### Instructions for the task:
Give the listing again with every "category-label" switched to "axis-label" and everything else unchanged. Leave out the pictures.
* BEGIN *
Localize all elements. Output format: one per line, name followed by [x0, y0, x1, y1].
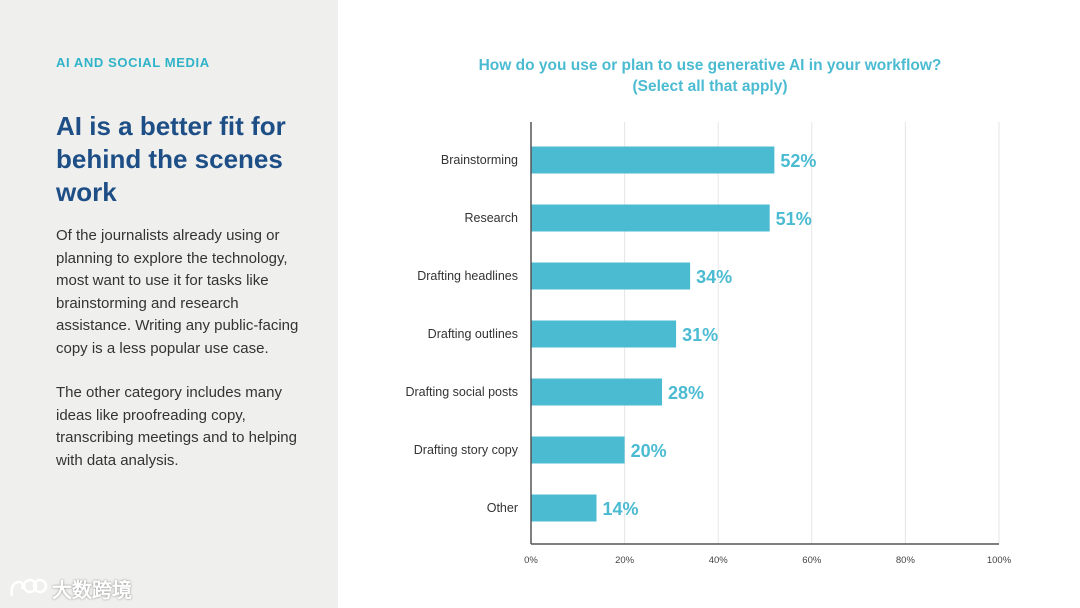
x-tick-label: 20% — [615, 555, 635, 566]
category-label: Brainstorming — [441, 153, 518, 167]
value-label: 51% — [776, 209, 812, 229]
category-label: Drafting headlines — [417, 269, 518, 283]
bar — [531, 378, 663, 406]
chart-title: How do you use or plan to use generative… — [450, 55, 970, 97]
bar — [531, 320, 677, 348]
category-label: Drafting story copy — [414, 443, 519, 457]
watermark-text: 大数跨境 — [52, 580, 132, 602]
category-label: Drafting outlines — [428, 327, 518, 341]
value-label: 31% — [682, 325, 718, 345]
bar — [531, 262, 691, 290]
bar — [531, 204, 770, 232]
x-tick-label: 80% — [896, 555, 916, 566]
value-label: 14% — [603, 499, 639, 519]
bar — [531, 494, 597, 522]
category-label: Research — [465, 211, 519, 225]
value-label: 20% — [631, 441, 667, 461]
left-panel: AI AND SOCIAL MEDIA AI is a better fit f… — [0, 0, 338, 608]
value-label: 34% — [696, 267, 732, 287]
category-label: Other — [487, 501, 518, 515]
page-title: AI is a better fit for behind the scenes… — [56, 111, 286, 207]
value-label: 28% — [668, 383, 704, 403]
x-tick-label: 100% — [987, 555, 1012, 566]
x-tick-label: 60% — [802, 555, 822, 566]
bar — [531, 436, 625, 464]
watermark: 大数跨境 — [8, 574, 132, 603]
x-tick-label: 0% — [524, 555, 538, 566]
bar — [531, 146, 775, 174]
bar-chart: Brainstorming 52% Research 51% Drafting head… — [405, 122, 1012, 566]
body-paragraph-1: Of the journalists already using or plan… — [56, 227, 299, 357]
watermark-logo-icon — [10, 578, 48, 596]
value-label: 52% — [780, 151, 816, 171]
category-label: Drafting social posts — [405, 385, 518, 399]
section-eyebrow: AI AND SOCIAL MEDIA — [56, 55, 210, 70]
x-tick-label: 40% — [709, 555, 729, 566]
chart-title-line-1: How do you use or plan to use generative… — [478, 57, 942, 74]
chart-title-line-2: (Select all that apply) — [632, 78, 788, 95]
body-paragraph-2: The other category includes many ideas l… — [56, 384, 297, 469]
* END *
### Answer to this exercise:
Localize all elements. Output format: one per line, name followed by [x0, y0, x1, y1].
x-tick-label: 20% — [615, 555, 635, 566]
axis-label: Brainstorming — [441, 153, 518, 167]
value-label: 51% — [776, 209, 812, 229]
axis-label: Drafting headlines — [417, 269, 518, 283]
bar — [531, 378, 663, 406]
chart-title: How do you use or plan to use generative… — [450, 55, 970, 97]
bar — [531, 320, 677, 348]
axis-label: Drafting story copy — [414, 443, 519, 457]
watermark-text: 大数跨境 — [52, 580, 132, 602]
axis-label: Drafting outlines — [428, 327, 518, 341]
value-label: 31% — [682, 325, 718, 345]
bar — [531, 262, 691, 290]
bar — [531, 204, 770, 232]
x-tick-label: 80% — [896, 555, 916, 566]
value-label: 14% — [603, 499, 639, 519]
bar — [531, 494, 597, 522]
axis-label: Research — [465, 211, 519, 225]
value-label: 20% — [631, 441, 667, 461]
left-panel: AI AND SOCIAL MEDIA AI is a better fit f… — [0, 0, 338, 608]
value-label: 34% — [696, 267, 732, 287]
axis-label: Other — [487, 501, 518, 515]
page-title: AI is a better fit for behind the scenes… — [56, 111, 286, 207]
value-label: 28% — [668, 383, 704, 403]
x-tick-label: 100% — [987, 555, 1012, 566]
x-tick-label: 60% — [802, 555, 822, 566]
bar — [531, 436, 625, 464]
watermark: 大数跨境 — [8, 574, 132, 603]
x-tick-label: 0% — [524, 555, 538, 566]
bar — [531, 146, 775, 174]
bar-chart: Brainstorming 52% Research 51% Drafting head… — [405, 122, 1012, 566]
body-paragraph-1: Of the journalists already using or plan… — [56, 227, 299, 357]
watermark-logo-icon — [10, 578, 48, 596]
value-label: 52% — [780, 151, 816, 171]
axis-label: Drafting social posts — [405, 385, 518, 399]
section-eyebrow: AI AND SOCIAL MEDIA — [56, 55, 210, 70]
x-tick-label: 40% — [709, 555, 729, 566]
chart-title-line-1: How do you use or plan to use generative… — [478, 57, 942, 74]
chart-title-line-2: (Select all that apply) — [632, 78, 788, 95]
body-paragraph-2: The other category includes many ideas l… — [56, 384, 297, 469]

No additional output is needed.